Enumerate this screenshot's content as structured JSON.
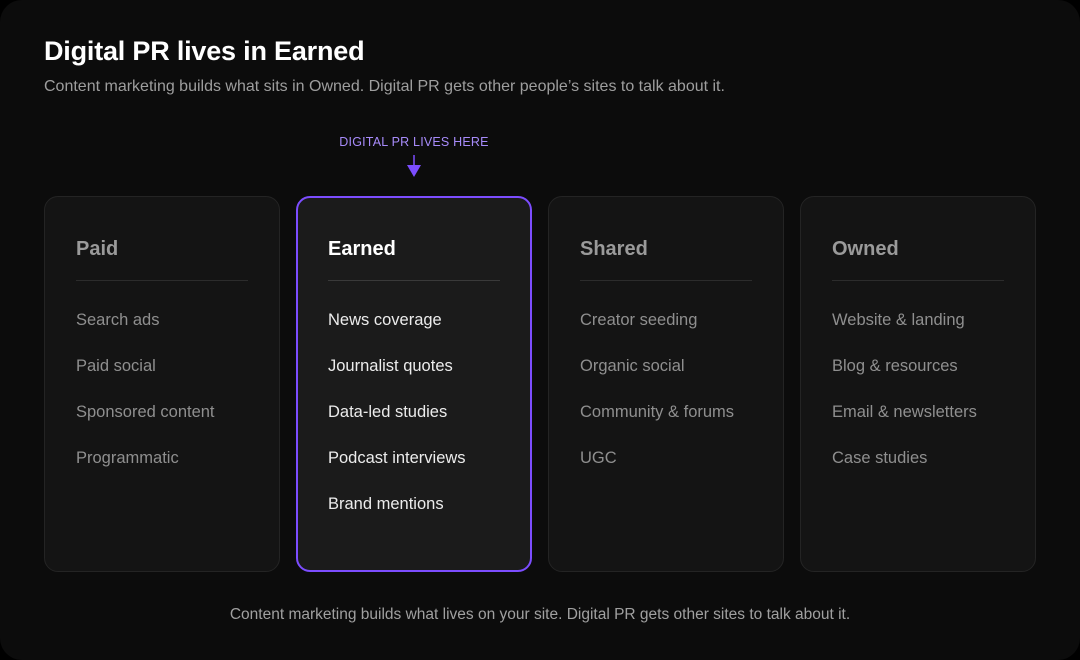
{
  "header": {
    "title": "Digital PR lives in Earned",
    "subtitle": "Content marketing builds what sits in Owned. Digital PR gets other people’s sites to talk about it."
  },
  "callout": {
    "label": "DIGITAL PR LIVES HERE",
    "color": "#a78bfa"
  },
  "colors": {
    "accent": "#7c4dff",
    "background": "#0c0c0c",
    "card": "#141414"
  },
  "cards": [
    {
      "title": "Paid",
      "highlighted": false,
      "items": [
        "Search ads",
        "Paid social",
        "Sponsored content",
        "Programmatic"
      ]
    },
    {
      "title": "Earned",
      "highlighted": true,
      "items": [
        "News coverage",
        "Journalist quotes",
        "Data-led studies",
        "Podcast interviews",
        "Brand mentions"
      ]
    },
    {
      "title": "Shared",
      "highlighted": false,
      "items": [
        "Creator seeding",
        "Organic social",
        "Community & forums",
        "UGC"
      ]
    },
    {
      "title": "Owned",
      "highlighted": false,
      "items": [
        "Website & landing",
        "Blog & resources",
        "Email & newsletters",
        "Case studies"
      ]
    }
  ],
  "footer": {
    "text": "Content marketing builds what lives on your site. Digital PR gets other sites to talk about it."
  }
}
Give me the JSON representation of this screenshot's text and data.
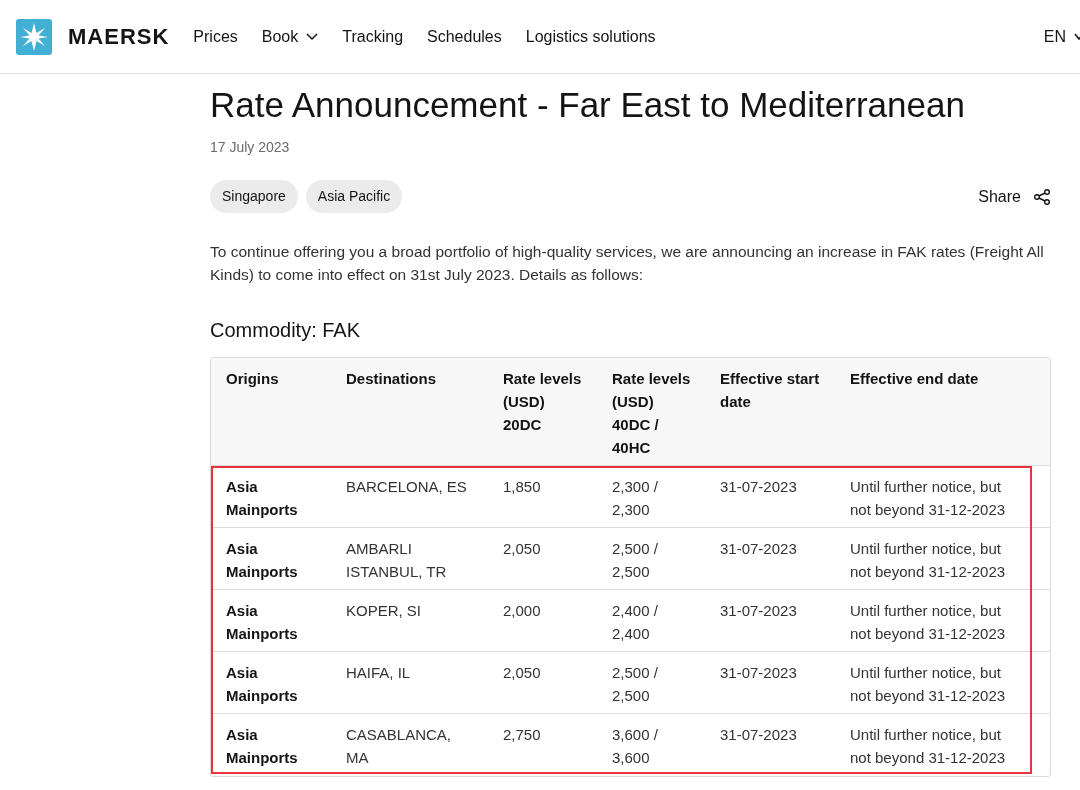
{
  "header": {
    "logo_text": "MAERSK",
    "nav": [
      {
        "label": "Prices",
        "has_menu": false
      },
      {
        "label": "Book",
        "has_menu": true
      },
      {
        "label": "Tracking",
        "has_menu": false
      },
      {
        "label": "Schedules",
        "has_menu": false
      },
      {
        "label": "Logistics solutions",
        "has_menu": false
      }
    ],
    "language": "EN"
  },
  "article": {
    "title": "Rate Announcement - Far East to Mediterranean",
    "date": "17 July 2023",
    "tags": [
      "Singapore",
      "Asia Pacific"
    ],
    "share": "Share",
    "intro": "To continue offering you a broad portfolio of high-quality services, we are announcing an increase in FAK rates (Freight All Kinds) to come into effect on 31st July 2023. Details as follows:",
    "section_title": "Commodity: FAK"
  },
  "table": {
    "highlighted": true,
    "columns": [
      "Origins",
      "Destinations",
      "Rate levels (USD) 20DC",
      "Rate levels (USD) 40DC / 40HC",
      "Effective start date",
      "Effective end date"
    ],
    "rows": [
      {
        "cells": [
          "Asia Mainports",
          "BARCELONA, ES",
          "1,850",
          "2,300 / 2,300",
          "31-07-2023",
          "Until further notice, but not beyond 31-12-2023"
        ]
      },
      {
        "cells": [
          "Asia Mainports",
          "AMBARLI ISTANBUL, TR",
          "2,050",
          "2,500 / 2,500",
          "31-07-2023",
          "Until further notice, but not beyond 31-12-2023"
        ]
      },
      {
        "cells": [
          "Asia Mainports",
          "KOPER, SI",
          "2,000",
          "2,400 / 2,400",
          "31-07-2023",
          "Until further notice, but not beyond 31-12-2023"
        ]
      },
      {
        "cells": [
          "Asia Mainports",
          "HAIFA, IL",
          "2,050",
          "2,500 / 2,500",
          "31-07-2023",
          "Until further notice, but not beyond 31-12-2023"
        ]
      },
      {
        "cells": [
          "Asia Mainports",
          "CASABLANCA, MA",
          "2,750",
          "3,600 / 3,600",
          "31-07-2023",
          "Until further notice, but not beyond 31-12-2023"
        ]
      }
    ]
  }
}
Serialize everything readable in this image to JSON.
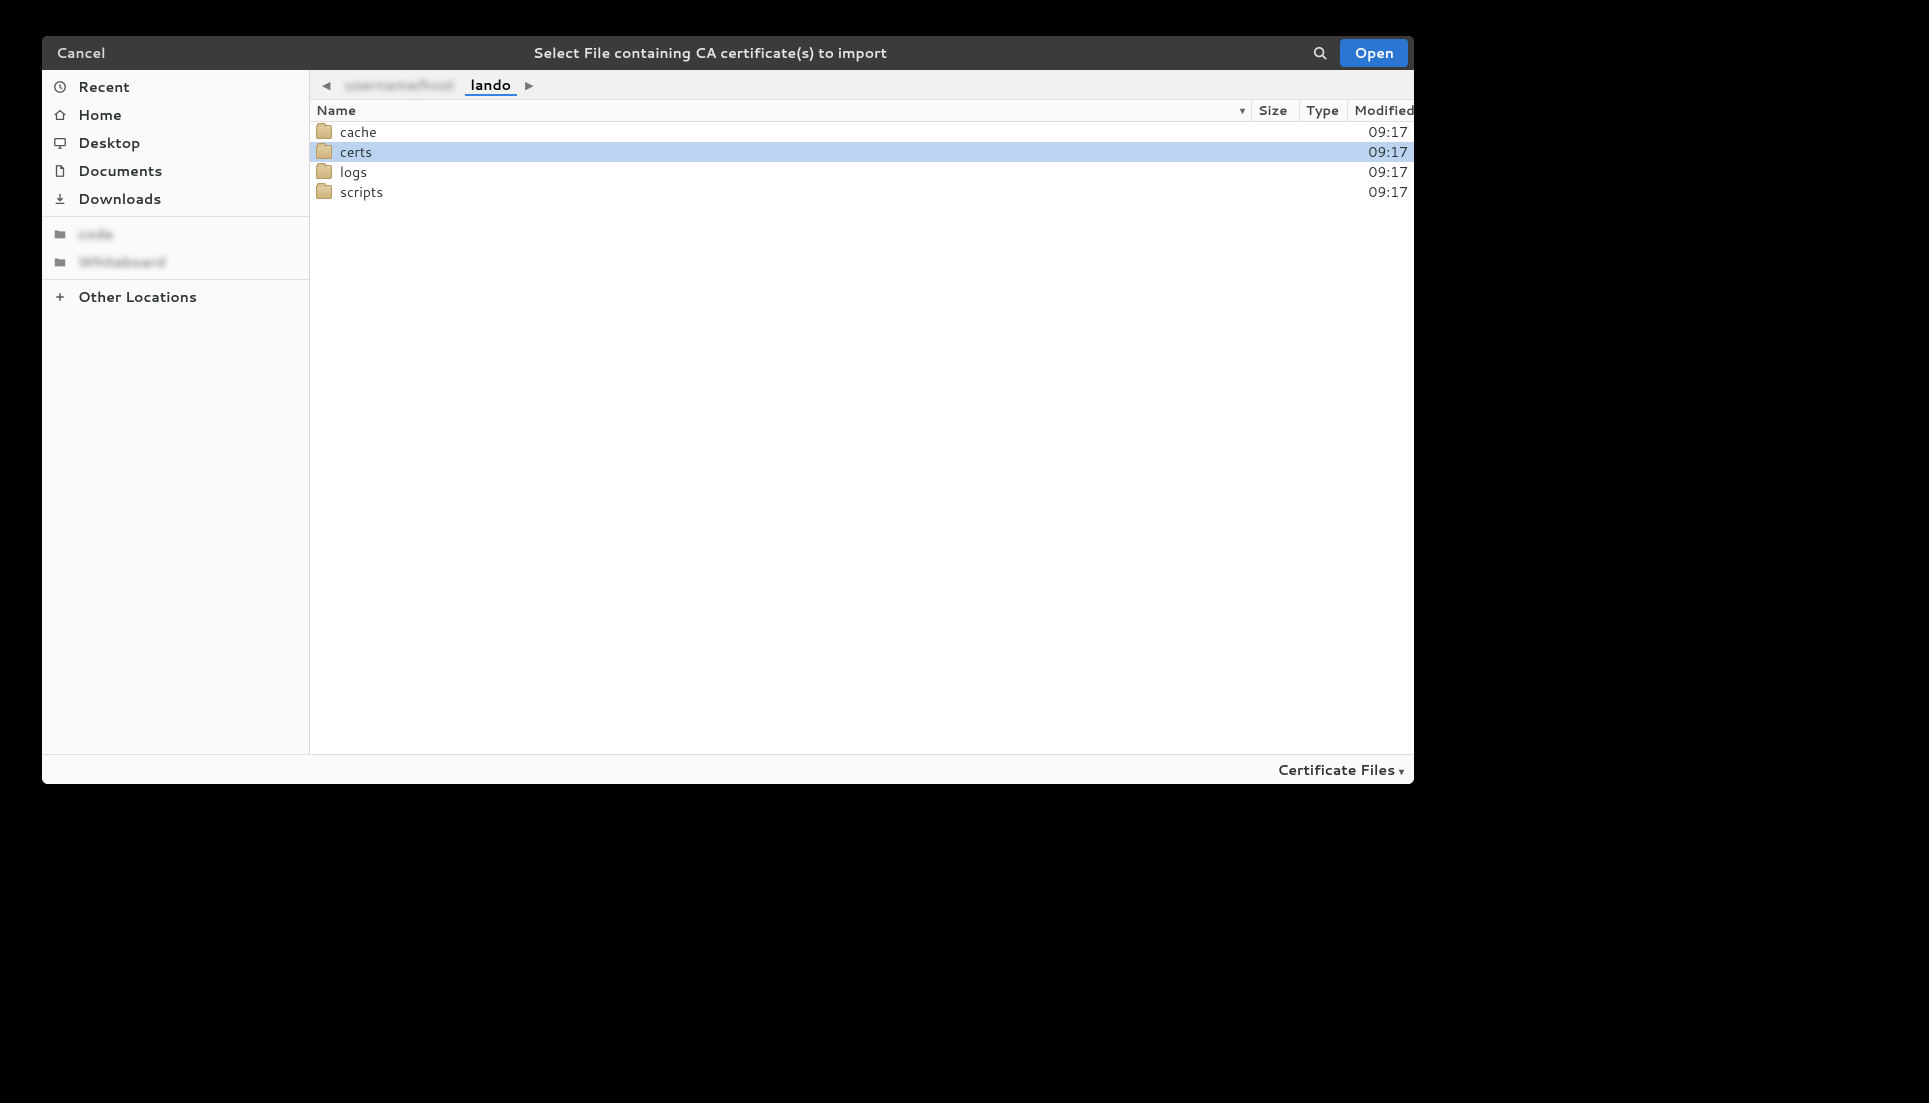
{
  "titlebar": {
    "cancel": "Cancel",
    "title": "Select File containing CA certificate(s) to import",
    "open": "Open"
  },
  "sidebar": {
    "places": [
      {
        "icon": "clock",
        "label": "Recent"
      },
      {
        "icon": "home",
        "label": "Home"
      },
      {
        "icon": "desktop",
        "label": "Desktop"
      },
      {
        "icon": "doc",
        "label": "Documents"
      },
      {
        "icon": "download",
        "label": "Downloads"
      }
    ],
    "bookmarks": [
      {
        "icon": "folder",
        "label": "code",
        "blurred": true
      },
      {
        "icon": "folder",
        "label": "Whiteboard",
        "blurred": true
      }
    ],
    "other": {
      "icon": "plus",
      "label": "Other Locations"
    }
  },
  "pathbar": {
    "segments": [
      {
        "label": "username/host",
        "blurred": true,
        "active": false
      },
      {
        "label": "lando",
        "blurred": false,
        "active": true
      }
    ]
  },
  "columns": {
    "name": "Name",
    "size": "Size",
    "type": "Type",
    "modified": "Modified"
  },
  "files": [
    {
      "name": "cache",
      "modified": "09:17",
      "selected": false
    },
    {
      "name": "certs",
      "modified": "09:17",
      "selected": true
    },
    {
      "name": "logs",
      "modified": "09:17",
      "selected": false
    },
    {
      "name": "scripts",
      "modified": "09:17",
      "selected": false
    }
  ],
  "footer": {
    "filter": "Certificate Files"
  }
}
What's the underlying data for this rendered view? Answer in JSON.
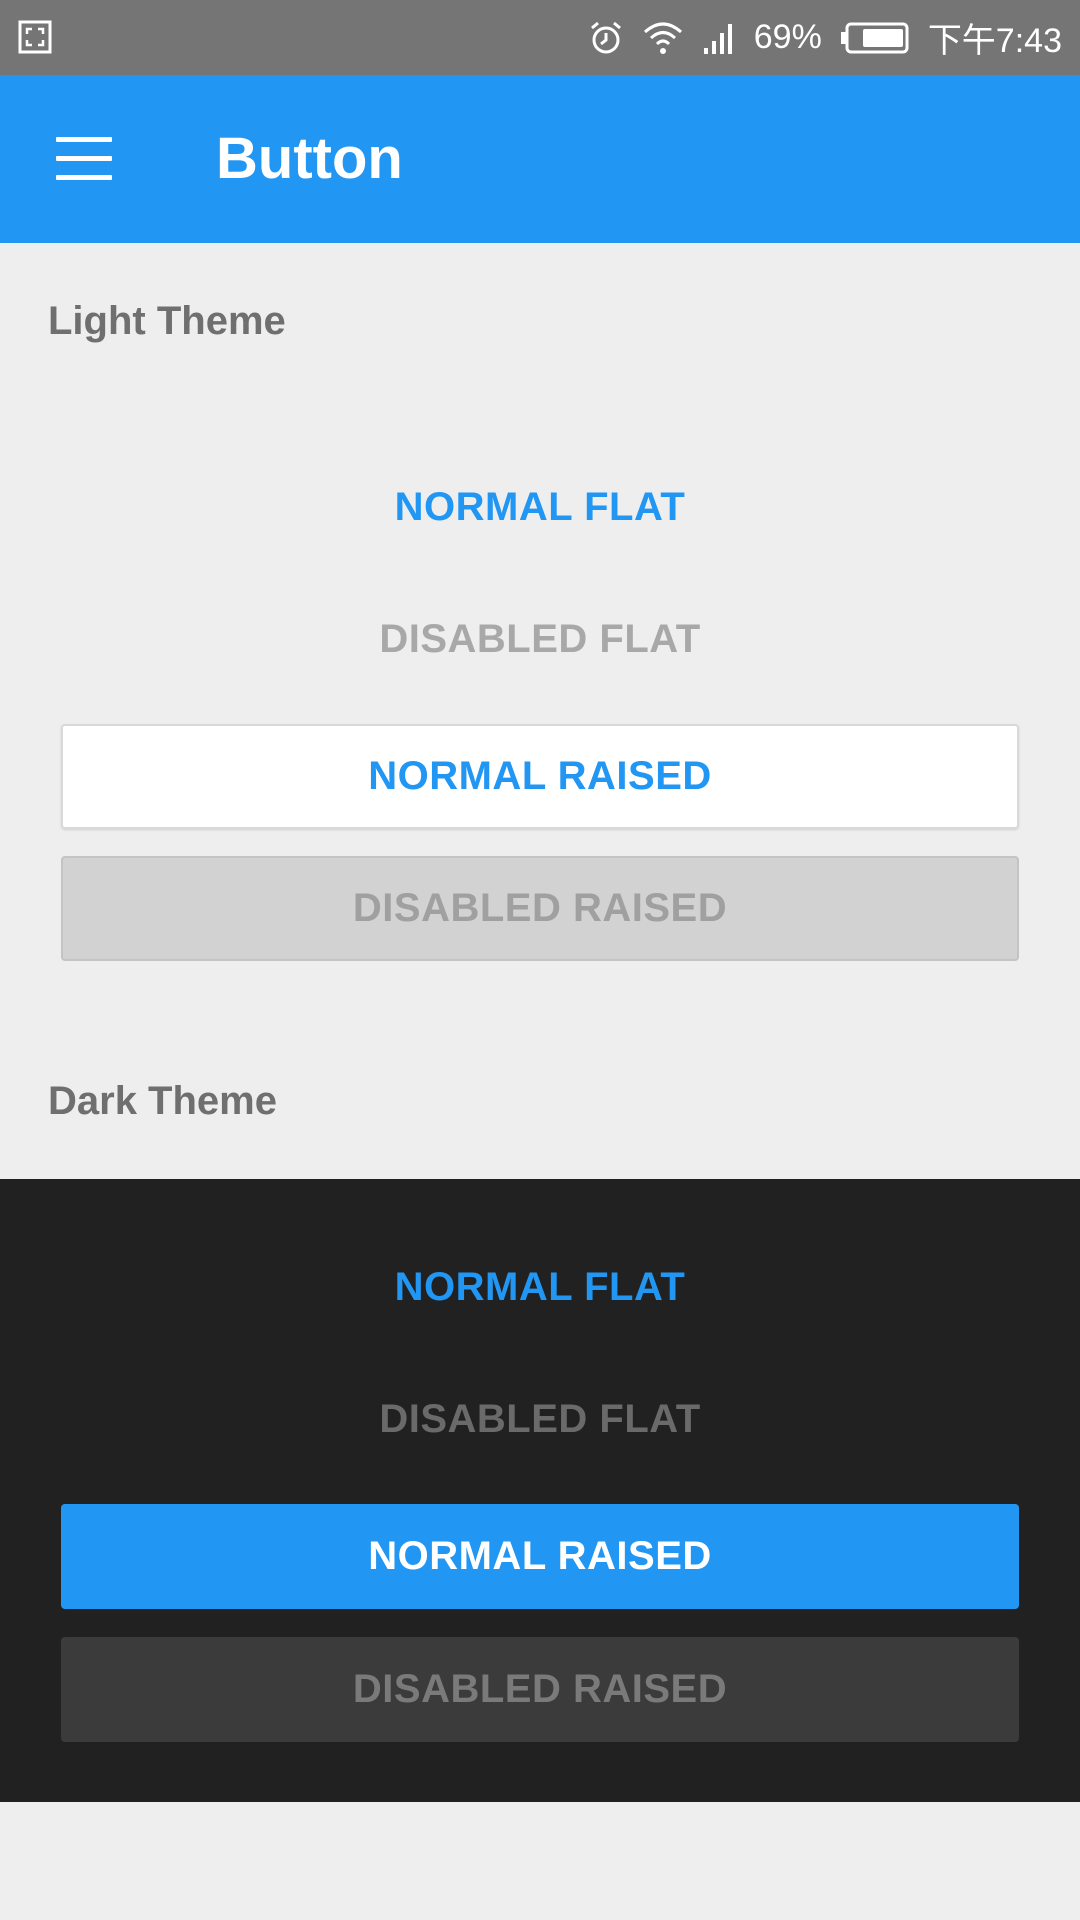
{
  "status_bar": {
    "battery_percent": "69%",
    "time": "下午7:43",
    "icons": [
      "screenshot-icon",
      "alarm-icon",
      "wifi-icon",
      "signal-icon",
      "battery-icon"
    ]
  },
  "app_bar": {
    "title": "Button",
    "menu_icon": "menu-icon"
  },
  "light_theme": {
    "label": "Light Theme",
    "normal_flat": "NORMAL FLAT",
    "disabled_flat": "DISABLED FLAT",
    "normal_raised": "NORMAL RAISED",
    "disabled_raised": "DISABLED RAISED"
  },
  "dark_theme": {
    "label": "Dark Theme",
    "normal_flat": "NORMAL FLAT",
    "disabled_flat": "DISABLED FLAT",
    "normal_raised": "NORMAL RAISED",
    "disabled_raised": "DISABLED RAISED"
  },
  "colors": {
    "accent": "#2196f3",
    "status_bar": "#757575",
    "background": "#eeeeee",
    "dark_panel": "#212121"
  }
}
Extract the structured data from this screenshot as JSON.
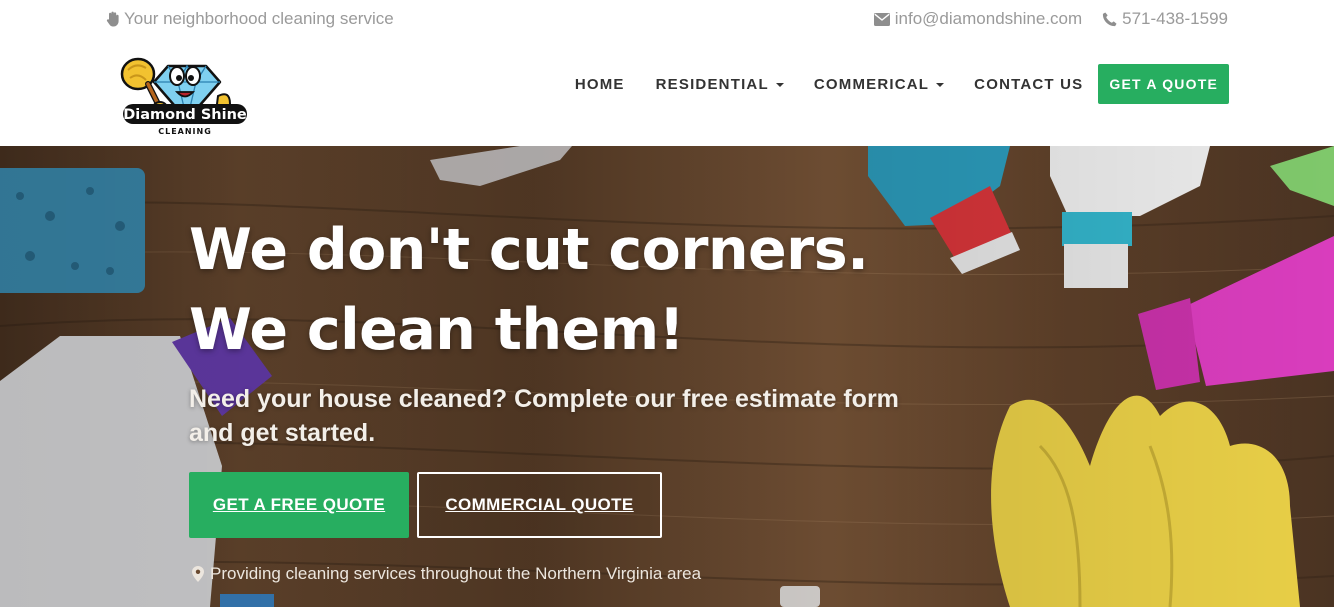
{
  "topbar": {
    "tagline": "Your neighborhood cleaning service",
    "tagline_icon": "hand-icon",
    "email": "info@diamondshine.com",
    "email_icon": "envelope-icon",
    "phone": "571-438-1599",
    "phone_icon": "phone-icon"
  },
  "logo": {
    "line1": "Diamond Shine",
    "line2": "CLEANING"
  },
  "nav": {
    "home": "HOME",
    "residential": "RESIDENTIAL",
    "commercial": "COMMERICAL",
    "contact": "CONTACT US",
    "quote": "GET A QUOTE"
  },
  "hero": {
    "headline_line1": "We don't cut corners.",
    "headline_line2": "We clean them!",
    "subline": "Need your house cleaned? Complete our free estimate form and get started.",
    "free_quote_button": "GET A FREE QUOTE",
    "commercial_quote_button": "COMMERCIAL QUOTE",
    "area_note": "Providing cleaning services throughout the Northern Virginia area",
    "area_icon": "map-marker-icon"
  },
  "colors": {
    "accent_green": "#27ae60",
    "muted_text": "#9a9a9a",
    "nav_text": "#333333"
  }
}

::::::::::

[Your instructions] Retype verbatim only the lines beginning with the line that contains "Extract the structured" and ending with the last line of the listing above; pictures are to be excluded.

[Exercise response]
Extract the structured data from this screenshot as JSON.
{
  "topbar": {
    "tagline": "Your neighborhood cleaning service",
    "tagline_icon": "hand-icon",
    "email": "info@diamondshine.com",
    "email_icon": "envelope-icon",
    "phone": "571-438-1599",
    "phone_icon": "phone-icon"
  },
  "logo": {
    "line1": "Diamond Shine",
    "line2": "CLEANING"
  },
  "nav": {
    "home": "HOME",
    "residential": "RESIDENTIAL",
    "commercial": "COMMERICAL",
    "contact": "CONTACT US",
    "quote": "GET A QUOTE"
  },
  "hero": {
    "headline_line1": "We don't cut corners.",
    "headline_line2": "We clean them!",
    "subline": "Need your house cleaned? Complete our free estimate form and get started.",
    "free_quote_button": "GET A FREE QUOTE",
    "commercial_quote_button": "COMMERCIAL QUOTE",
    "area_note": "Providing cleaning services throughout the Northern Virginia area",
    "area_icon": "map-marker-icon"
  },
  "colors": {
    "accent_green": "#27ae60",
    "muted_text": "#9a9a9a",
    "nav_text": "#333333"
  }
}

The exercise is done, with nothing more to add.